+++ Data for the task +++
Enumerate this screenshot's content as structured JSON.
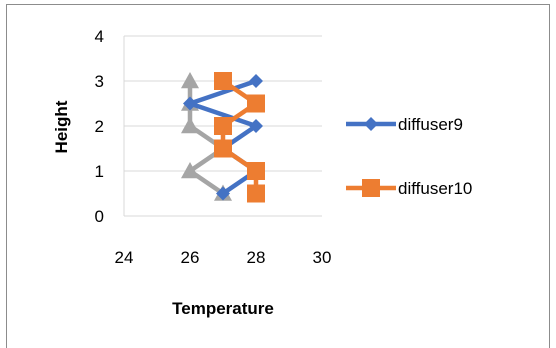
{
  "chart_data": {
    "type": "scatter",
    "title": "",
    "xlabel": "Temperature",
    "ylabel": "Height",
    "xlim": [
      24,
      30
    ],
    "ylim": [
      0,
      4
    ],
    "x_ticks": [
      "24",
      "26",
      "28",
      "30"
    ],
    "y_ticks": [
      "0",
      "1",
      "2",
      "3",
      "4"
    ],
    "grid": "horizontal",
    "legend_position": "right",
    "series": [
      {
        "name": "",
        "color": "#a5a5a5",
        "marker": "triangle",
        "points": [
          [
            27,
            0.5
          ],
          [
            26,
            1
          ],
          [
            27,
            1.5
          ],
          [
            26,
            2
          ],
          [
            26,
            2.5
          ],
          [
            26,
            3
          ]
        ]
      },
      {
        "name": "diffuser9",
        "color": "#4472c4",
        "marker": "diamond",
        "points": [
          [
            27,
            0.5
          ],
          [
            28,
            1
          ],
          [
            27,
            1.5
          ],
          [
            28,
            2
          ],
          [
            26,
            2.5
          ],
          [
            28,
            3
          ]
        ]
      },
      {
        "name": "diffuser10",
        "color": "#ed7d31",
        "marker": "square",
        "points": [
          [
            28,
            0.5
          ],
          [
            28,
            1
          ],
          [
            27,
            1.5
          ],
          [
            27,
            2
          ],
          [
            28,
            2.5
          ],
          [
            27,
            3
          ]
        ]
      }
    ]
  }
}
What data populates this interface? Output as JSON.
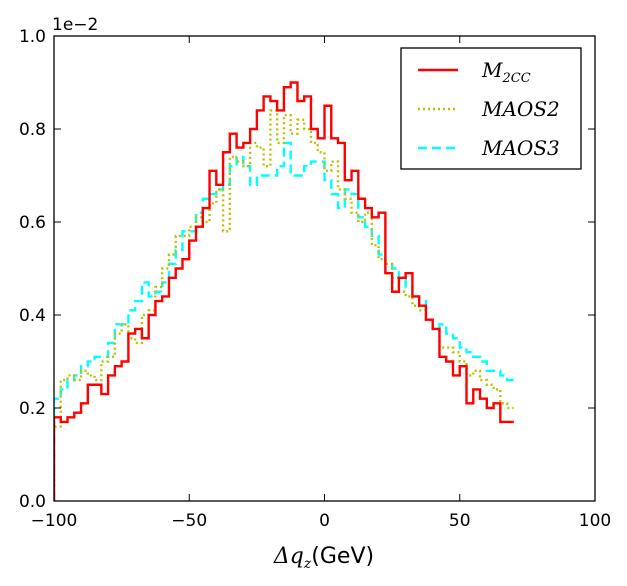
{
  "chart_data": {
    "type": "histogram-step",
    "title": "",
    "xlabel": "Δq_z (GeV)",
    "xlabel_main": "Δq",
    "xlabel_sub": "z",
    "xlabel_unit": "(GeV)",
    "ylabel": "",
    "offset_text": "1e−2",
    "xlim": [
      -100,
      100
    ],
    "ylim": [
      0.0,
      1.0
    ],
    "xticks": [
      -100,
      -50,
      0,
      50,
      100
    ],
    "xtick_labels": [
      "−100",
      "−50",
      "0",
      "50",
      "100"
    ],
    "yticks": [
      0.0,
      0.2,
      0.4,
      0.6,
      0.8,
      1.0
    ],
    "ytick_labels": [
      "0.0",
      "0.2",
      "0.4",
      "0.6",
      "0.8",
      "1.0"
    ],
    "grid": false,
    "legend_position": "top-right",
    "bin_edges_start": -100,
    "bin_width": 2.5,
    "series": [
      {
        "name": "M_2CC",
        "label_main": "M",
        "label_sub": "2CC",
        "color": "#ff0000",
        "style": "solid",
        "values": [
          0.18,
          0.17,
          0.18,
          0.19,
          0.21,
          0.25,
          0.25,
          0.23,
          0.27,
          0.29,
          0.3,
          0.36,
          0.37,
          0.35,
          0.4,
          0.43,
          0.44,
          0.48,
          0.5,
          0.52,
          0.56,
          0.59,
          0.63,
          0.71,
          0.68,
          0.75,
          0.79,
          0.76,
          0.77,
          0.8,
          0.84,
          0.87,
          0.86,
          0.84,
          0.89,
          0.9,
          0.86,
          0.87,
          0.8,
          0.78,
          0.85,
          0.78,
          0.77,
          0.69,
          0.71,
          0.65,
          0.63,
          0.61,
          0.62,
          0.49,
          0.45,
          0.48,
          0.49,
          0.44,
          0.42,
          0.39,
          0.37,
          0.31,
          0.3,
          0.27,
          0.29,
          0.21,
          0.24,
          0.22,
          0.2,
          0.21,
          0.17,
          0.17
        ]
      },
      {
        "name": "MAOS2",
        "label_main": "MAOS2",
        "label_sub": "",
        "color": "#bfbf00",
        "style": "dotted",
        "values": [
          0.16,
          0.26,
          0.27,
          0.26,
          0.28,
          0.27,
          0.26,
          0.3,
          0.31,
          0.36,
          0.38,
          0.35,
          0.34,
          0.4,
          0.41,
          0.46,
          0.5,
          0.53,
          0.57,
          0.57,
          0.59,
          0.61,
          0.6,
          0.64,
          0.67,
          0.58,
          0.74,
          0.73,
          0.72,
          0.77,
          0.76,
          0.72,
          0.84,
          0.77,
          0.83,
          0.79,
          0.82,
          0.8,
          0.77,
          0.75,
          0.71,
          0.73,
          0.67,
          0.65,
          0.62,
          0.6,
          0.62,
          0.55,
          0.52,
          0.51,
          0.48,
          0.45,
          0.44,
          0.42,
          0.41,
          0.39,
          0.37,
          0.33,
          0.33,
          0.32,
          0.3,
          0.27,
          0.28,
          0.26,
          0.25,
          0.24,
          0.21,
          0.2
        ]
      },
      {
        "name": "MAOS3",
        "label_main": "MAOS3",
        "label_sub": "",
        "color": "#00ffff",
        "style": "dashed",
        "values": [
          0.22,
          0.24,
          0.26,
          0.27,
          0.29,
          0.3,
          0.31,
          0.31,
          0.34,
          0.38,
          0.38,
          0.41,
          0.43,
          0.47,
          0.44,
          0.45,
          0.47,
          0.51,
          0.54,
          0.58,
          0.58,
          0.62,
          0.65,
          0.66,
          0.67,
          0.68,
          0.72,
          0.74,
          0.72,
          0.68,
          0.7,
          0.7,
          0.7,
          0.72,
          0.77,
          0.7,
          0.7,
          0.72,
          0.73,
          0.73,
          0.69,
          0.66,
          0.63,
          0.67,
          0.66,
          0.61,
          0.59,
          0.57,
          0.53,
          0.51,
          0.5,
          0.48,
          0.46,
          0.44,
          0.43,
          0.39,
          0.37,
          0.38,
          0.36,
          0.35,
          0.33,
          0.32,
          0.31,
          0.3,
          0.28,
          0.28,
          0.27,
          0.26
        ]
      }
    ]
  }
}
+++
+++ Data for the task +++
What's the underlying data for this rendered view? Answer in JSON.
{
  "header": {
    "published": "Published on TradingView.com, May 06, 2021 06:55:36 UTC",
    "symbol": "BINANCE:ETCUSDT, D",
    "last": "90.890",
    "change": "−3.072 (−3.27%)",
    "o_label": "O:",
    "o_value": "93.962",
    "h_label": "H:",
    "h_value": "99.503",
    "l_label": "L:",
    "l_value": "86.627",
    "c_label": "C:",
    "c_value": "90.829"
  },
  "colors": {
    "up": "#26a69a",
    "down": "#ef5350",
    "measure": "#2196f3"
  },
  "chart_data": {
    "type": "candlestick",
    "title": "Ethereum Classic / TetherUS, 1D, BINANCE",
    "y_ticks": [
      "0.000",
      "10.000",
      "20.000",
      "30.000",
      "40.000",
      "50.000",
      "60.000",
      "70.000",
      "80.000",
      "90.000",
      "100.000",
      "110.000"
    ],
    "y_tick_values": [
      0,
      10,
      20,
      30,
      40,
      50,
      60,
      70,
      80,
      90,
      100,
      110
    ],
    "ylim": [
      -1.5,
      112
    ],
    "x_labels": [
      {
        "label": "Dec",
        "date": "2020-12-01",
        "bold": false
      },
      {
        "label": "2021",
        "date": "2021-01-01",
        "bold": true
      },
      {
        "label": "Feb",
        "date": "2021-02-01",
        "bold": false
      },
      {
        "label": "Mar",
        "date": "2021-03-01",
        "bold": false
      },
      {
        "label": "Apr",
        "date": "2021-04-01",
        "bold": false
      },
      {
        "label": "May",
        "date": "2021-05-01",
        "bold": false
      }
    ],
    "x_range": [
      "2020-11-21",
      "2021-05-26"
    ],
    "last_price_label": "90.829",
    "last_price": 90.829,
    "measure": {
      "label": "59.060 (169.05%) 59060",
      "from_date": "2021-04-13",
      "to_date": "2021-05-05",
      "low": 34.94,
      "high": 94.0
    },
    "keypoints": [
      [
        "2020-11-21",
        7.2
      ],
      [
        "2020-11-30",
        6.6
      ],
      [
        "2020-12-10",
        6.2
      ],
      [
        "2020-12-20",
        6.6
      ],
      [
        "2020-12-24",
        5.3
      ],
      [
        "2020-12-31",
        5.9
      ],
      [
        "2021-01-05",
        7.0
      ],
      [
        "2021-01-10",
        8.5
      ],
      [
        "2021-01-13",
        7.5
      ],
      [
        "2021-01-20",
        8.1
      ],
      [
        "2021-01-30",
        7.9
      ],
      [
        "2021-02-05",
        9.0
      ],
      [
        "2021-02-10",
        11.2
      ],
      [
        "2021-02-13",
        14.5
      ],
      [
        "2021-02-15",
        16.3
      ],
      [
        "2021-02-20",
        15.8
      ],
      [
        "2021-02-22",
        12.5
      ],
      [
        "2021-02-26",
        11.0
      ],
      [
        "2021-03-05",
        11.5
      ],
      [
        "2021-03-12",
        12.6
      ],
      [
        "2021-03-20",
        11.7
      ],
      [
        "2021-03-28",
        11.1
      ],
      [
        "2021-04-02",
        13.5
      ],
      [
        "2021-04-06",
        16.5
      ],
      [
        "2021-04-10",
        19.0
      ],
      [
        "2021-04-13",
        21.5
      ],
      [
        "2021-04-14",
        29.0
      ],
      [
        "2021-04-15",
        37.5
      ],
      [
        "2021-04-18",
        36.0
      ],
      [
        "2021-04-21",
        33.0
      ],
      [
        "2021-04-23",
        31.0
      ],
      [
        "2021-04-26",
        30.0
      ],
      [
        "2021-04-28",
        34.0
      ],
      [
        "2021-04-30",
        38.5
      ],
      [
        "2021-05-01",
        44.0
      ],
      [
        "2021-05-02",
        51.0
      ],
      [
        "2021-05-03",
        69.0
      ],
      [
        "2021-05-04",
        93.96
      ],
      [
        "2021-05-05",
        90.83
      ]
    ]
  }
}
+++
+++ Data for the task +++
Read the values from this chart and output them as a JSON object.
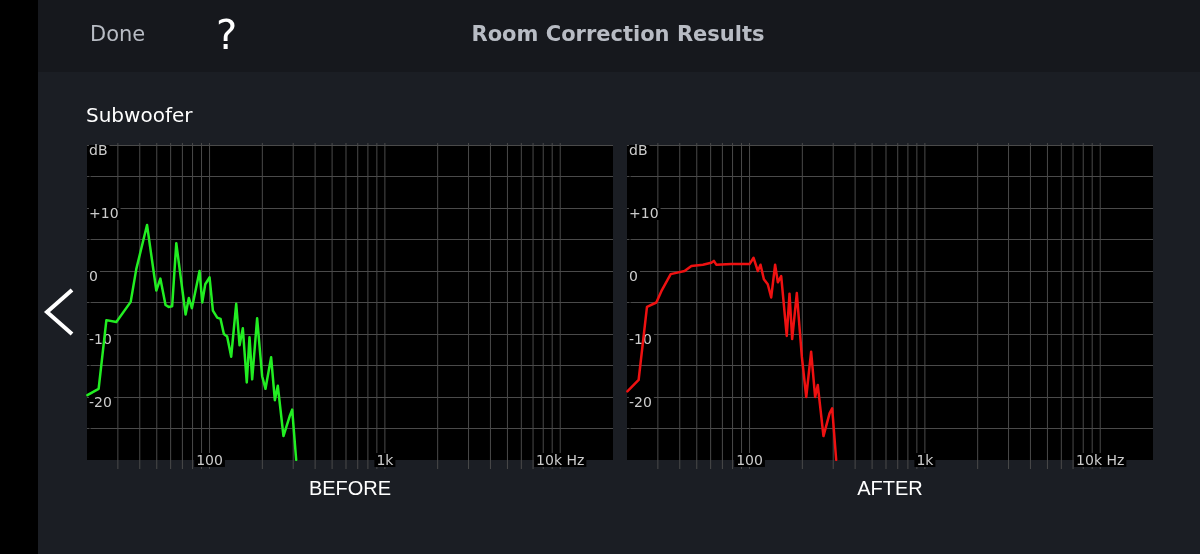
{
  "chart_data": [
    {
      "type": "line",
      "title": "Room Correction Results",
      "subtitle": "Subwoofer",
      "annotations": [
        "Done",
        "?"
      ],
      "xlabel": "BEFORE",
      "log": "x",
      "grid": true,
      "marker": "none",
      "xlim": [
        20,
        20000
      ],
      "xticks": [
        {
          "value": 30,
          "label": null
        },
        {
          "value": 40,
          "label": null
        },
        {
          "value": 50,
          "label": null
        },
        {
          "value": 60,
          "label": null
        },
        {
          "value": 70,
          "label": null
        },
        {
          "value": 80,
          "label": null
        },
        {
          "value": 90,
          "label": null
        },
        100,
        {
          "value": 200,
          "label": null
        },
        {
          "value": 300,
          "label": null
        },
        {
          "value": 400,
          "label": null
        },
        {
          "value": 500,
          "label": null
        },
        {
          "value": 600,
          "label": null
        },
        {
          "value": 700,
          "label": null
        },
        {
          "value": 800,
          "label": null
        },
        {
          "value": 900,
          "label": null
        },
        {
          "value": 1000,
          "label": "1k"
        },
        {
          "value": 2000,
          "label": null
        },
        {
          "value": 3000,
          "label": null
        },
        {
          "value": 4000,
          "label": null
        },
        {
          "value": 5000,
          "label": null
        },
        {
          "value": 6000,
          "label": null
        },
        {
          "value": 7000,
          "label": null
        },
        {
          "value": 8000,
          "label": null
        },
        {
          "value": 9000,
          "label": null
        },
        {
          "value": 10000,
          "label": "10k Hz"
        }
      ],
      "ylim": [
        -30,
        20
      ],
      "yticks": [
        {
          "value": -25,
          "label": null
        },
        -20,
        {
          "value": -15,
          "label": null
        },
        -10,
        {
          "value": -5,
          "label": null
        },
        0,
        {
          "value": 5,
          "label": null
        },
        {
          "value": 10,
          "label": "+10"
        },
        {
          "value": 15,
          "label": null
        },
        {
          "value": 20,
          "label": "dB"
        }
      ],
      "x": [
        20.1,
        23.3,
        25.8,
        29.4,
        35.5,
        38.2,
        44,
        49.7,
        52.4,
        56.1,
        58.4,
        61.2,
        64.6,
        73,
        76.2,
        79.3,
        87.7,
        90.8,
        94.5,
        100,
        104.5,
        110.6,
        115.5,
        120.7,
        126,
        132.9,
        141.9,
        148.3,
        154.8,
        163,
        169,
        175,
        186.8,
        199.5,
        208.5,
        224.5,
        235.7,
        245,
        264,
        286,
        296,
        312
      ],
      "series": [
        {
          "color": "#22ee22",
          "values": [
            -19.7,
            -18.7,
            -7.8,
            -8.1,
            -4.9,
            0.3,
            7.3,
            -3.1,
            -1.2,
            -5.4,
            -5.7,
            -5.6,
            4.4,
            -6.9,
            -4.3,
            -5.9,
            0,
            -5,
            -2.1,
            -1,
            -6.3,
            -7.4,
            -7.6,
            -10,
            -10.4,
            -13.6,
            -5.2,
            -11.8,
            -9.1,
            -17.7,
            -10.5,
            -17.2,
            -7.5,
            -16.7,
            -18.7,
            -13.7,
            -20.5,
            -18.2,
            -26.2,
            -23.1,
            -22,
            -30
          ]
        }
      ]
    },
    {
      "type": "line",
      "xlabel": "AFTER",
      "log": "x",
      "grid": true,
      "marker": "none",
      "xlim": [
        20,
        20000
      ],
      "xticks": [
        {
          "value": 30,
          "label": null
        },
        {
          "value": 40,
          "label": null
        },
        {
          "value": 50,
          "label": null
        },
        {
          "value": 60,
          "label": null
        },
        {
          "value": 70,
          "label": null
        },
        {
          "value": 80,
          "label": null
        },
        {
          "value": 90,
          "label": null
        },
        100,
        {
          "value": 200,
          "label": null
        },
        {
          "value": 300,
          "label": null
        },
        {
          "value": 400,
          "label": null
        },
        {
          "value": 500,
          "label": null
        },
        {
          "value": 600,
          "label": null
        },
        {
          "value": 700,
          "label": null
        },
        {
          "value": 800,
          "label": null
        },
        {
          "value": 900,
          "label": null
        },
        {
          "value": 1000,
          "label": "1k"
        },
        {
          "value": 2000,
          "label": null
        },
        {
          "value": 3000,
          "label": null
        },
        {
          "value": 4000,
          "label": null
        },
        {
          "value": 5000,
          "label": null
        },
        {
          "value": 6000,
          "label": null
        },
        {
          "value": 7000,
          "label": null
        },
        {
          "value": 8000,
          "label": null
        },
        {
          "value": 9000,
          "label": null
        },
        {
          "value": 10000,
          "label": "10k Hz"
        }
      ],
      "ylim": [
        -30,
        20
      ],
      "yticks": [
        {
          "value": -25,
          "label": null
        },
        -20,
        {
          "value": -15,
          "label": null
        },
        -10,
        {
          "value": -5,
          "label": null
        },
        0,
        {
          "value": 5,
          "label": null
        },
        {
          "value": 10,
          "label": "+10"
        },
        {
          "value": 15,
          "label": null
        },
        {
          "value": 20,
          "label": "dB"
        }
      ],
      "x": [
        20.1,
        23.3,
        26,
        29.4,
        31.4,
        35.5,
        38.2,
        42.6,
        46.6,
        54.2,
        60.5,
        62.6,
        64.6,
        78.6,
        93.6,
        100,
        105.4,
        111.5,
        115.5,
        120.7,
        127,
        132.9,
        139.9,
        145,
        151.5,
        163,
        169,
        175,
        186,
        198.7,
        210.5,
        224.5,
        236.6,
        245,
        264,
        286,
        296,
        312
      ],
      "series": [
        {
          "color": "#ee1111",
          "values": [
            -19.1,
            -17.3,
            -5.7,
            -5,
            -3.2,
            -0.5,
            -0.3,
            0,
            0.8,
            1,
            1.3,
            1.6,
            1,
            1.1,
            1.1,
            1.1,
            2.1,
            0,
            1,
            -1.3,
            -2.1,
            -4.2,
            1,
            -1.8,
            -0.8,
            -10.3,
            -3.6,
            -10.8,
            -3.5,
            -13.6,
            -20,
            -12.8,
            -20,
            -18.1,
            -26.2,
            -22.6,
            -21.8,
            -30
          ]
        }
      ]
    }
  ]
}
+++
** Task requirements **
Search the records for the word "name". Copy every line that has it.

** Finished answer **
        "name": "",
        "name": "diffuser9",
        "name": "diffuser10",
        "name": "M_2CC",
        "name": "MAOS2",
        "name": "MAOS3",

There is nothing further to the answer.